Given task
From the line containing "Enumerate this chart's" down to the last line of the records below, copy every line exactly. Leave out everything before it.

Data section
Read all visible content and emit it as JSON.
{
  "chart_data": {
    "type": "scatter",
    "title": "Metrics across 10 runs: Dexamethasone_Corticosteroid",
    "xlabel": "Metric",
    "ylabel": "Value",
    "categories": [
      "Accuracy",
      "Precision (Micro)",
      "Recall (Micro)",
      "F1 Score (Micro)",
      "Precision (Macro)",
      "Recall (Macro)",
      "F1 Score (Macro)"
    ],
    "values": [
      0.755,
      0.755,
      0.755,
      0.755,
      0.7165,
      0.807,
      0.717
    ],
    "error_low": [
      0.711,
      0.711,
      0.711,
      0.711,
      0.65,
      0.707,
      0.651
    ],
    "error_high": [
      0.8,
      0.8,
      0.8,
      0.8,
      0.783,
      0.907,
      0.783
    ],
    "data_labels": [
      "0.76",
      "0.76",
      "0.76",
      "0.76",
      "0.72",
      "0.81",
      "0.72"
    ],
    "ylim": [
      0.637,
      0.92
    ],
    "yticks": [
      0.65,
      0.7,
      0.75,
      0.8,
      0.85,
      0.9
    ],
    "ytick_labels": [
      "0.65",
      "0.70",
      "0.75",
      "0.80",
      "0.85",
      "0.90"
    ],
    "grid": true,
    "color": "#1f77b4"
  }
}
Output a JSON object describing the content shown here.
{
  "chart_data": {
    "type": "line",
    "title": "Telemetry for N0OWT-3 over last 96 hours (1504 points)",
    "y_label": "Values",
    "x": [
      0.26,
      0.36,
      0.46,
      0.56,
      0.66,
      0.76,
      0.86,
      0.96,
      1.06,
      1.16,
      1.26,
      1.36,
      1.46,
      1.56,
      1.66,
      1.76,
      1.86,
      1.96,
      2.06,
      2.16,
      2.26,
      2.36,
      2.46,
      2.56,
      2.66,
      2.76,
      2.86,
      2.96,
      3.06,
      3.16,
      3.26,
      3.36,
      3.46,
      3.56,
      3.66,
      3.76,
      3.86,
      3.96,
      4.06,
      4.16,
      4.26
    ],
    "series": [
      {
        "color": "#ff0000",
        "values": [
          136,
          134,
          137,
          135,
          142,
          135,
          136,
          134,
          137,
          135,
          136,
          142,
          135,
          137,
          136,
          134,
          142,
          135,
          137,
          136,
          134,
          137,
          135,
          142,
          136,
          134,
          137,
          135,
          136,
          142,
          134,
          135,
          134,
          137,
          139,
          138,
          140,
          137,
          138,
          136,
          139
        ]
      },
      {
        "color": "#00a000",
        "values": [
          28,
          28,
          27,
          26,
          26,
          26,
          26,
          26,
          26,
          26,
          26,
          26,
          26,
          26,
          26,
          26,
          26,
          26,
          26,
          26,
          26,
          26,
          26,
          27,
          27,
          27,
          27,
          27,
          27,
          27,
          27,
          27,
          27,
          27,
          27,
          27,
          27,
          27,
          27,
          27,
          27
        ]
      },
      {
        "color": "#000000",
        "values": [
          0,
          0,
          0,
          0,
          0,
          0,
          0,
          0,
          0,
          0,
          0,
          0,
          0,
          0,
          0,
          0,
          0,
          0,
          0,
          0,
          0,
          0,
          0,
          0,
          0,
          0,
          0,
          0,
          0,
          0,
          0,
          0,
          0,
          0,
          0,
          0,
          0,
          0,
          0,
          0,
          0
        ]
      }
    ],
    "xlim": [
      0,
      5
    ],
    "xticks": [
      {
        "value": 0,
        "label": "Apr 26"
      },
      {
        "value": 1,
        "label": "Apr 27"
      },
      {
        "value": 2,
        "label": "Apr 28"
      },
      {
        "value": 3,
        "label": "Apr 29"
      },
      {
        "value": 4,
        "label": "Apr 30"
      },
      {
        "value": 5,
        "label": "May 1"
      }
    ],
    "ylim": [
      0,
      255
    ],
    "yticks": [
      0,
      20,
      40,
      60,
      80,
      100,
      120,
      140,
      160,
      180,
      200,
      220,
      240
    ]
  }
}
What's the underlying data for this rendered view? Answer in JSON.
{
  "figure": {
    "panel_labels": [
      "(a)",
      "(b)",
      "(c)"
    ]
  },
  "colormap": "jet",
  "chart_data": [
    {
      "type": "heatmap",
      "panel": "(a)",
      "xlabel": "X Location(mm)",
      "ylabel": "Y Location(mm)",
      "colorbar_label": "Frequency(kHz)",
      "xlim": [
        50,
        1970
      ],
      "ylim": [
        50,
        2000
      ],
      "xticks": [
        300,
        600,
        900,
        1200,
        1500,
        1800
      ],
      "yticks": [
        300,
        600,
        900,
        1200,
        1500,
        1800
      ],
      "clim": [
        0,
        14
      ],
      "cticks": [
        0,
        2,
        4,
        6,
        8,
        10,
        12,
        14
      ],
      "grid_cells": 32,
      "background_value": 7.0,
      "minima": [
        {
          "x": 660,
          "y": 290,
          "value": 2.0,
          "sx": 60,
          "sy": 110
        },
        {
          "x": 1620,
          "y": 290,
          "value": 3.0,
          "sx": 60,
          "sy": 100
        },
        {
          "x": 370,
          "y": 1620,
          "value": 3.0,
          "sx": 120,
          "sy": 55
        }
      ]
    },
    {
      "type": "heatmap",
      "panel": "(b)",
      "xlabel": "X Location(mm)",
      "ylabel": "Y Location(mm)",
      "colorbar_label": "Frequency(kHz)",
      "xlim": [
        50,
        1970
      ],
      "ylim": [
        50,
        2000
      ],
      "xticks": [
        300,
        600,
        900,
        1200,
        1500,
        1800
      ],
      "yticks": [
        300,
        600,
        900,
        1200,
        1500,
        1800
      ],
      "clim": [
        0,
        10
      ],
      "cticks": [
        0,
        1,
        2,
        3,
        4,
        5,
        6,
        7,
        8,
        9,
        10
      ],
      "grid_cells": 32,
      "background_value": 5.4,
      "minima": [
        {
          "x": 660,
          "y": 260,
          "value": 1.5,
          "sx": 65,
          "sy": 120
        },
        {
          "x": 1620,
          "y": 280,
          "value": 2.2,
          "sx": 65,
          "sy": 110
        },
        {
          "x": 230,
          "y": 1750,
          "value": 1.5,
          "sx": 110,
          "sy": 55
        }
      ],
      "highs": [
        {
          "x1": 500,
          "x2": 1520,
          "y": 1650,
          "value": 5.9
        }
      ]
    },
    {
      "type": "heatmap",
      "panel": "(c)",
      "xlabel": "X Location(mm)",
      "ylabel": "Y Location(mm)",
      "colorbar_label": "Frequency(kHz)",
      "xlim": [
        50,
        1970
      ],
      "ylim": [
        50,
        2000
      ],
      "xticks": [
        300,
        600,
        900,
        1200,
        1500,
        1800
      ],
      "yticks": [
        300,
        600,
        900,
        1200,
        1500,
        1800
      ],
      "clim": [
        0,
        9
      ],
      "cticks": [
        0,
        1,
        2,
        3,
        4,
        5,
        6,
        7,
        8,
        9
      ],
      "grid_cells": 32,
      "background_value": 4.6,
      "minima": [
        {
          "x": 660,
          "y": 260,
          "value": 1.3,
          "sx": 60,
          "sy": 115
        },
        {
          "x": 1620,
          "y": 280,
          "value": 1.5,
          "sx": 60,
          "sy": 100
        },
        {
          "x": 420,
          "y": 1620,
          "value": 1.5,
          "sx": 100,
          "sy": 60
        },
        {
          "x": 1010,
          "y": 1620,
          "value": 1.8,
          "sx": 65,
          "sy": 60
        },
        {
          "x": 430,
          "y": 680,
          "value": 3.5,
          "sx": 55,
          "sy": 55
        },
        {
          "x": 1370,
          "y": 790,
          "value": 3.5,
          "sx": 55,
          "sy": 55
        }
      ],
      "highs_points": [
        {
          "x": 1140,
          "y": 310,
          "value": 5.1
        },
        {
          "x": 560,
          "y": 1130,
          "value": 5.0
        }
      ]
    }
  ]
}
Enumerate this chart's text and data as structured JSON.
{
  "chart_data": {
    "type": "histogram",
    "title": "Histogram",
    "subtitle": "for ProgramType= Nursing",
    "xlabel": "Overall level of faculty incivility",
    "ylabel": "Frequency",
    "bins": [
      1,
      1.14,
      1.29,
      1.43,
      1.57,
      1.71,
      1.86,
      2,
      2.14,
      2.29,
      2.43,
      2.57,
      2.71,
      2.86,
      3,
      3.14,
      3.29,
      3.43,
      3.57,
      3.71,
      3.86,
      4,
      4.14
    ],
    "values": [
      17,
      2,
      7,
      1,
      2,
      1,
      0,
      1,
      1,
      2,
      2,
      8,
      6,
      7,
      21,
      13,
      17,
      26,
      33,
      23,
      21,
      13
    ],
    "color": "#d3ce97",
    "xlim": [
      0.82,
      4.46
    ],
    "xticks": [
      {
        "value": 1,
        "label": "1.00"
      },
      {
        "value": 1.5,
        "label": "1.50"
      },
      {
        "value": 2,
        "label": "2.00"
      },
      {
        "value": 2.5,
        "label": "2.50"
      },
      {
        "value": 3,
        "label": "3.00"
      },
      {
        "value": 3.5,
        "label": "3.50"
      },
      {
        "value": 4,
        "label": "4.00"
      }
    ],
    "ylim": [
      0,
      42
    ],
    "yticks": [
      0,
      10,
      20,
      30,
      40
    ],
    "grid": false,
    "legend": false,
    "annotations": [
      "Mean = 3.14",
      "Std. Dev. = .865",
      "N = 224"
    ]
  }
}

Expected output
Enumerate this chart's text and data as structured JSON.
{
  "chart_data": {
    "type": "histogram",
    "title": "Histogram",
    "subtitle": "for ProgramType= Nursing",
    "xlabel": "Overall level of faculty incivility",
    "ylabel": "Frequency",
    "bins": [
      1,
      1.14,
      1.29,
      1.43,
      1.57,
      1.71,
      1.86,
      2,
      2.14,
      2.29,
      2.43,
      2.57,
      2.71,
      2.86,
      3,
      3.14,
      3.29,
      3.43,
      3.57,
      3.71,
      3.86,
      4,
      4.14
    ],
    "values": [
      17,
      2,
      7,
      1,
      2,
      1,
      0,
      1,
      1,
      2,
      2,
      8,
      6,
      7,
      21,
      13,
      17,
      26,
      33,
      23,
      21,
      13
    ],
    "color": "#d3ce97",
    "xlim": [
      0.82,
      4.46
    ],
    "xticks": [
      {
        "value": 1,
        "label": "1.00"
      },
      {
        "value": 1.5,
        "label": "1.50"
      },
      {
        "value": 2,
        "label": "2.00"
      },
      {
        "value": 2.5,
        "label": "2.50"
      },
      {
        "value": 3,
        "label": "3.00"
      },
      {
        "value": 3.5,
        "label": "3.50"
      },
      {
        "value": 4,
        "label": "4.00"
      }
    ],
    "ylim": [
      0,
      42
    ],
    "yticks": [
      0,
      10,
      20,
      30,
      40
    ],
    "grid": false,
    "legend": false,
    "annotations": [
      "Mean = 3.14",
      "Std. Dev. = .865",
      "N = 224"
    ]
  }
}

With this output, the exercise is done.